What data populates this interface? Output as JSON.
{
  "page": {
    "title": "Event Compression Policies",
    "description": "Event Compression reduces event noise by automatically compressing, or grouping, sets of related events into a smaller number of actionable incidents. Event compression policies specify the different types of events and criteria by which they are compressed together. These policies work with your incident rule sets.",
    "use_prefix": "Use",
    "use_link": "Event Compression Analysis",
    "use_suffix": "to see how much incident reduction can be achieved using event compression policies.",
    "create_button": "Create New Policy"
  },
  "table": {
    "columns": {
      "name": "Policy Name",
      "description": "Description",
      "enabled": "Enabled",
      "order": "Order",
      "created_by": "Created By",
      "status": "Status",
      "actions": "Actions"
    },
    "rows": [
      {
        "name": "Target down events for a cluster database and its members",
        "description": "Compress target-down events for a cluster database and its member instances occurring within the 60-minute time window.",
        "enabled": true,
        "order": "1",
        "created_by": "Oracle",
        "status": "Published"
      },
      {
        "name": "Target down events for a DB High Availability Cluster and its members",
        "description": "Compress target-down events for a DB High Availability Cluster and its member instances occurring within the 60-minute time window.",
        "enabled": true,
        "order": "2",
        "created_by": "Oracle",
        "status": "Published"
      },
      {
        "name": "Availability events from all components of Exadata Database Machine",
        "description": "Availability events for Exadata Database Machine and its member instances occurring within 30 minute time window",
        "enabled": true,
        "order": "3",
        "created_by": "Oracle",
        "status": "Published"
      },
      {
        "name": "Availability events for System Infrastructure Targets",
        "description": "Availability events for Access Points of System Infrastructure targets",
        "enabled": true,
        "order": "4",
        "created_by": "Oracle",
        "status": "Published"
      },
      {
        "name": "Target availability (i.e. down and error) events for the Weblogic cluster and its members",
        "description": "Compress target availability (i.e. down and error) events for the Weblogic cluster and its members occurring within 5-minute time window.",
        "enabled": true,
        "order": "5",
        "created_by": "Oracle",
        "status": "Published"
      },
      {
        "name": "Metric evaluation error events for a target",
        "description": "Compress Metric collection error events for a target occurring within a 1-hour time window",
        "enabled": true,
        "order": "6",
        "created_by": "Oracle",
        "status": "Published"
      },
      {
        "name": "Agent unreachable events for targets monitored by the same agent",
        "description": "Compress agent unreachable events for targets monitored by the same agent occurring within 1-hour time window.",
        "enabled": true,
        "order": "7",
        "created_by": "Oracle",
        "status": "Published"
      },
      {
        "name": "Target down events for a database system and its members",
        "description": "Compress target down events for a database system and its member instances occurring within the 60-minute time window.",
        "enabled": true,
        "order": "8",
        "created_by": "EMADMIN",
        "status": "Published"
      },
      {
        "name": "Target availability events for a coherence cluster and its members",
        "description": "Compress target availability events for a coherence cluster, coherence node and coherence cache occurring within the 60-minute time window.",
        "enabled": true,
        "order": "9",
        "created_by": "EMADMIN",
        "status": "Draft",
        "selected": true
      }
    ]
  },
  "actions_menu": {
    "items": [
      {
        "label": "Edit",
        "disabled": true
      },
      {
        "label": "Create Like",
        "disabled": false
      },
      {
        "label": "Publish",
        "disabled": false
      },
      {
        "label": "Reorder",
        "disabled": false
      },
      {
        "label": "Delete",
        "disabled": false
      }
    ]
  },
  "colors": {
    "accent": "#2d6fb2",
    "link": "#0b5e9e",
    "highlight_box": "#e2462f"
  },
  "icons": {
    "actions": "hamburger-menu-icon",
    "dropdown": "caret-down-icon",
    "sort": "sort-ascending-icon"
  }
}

- **Exercise instructions**
Track down every line holding the string "same" and copy it.

- **Written response**
        "name": "Agent unreachable events for targets monitored by the same agent",
        "description": "Compress agent unreachable events for targets monitored by the same agent occurring within 1-hour time window.",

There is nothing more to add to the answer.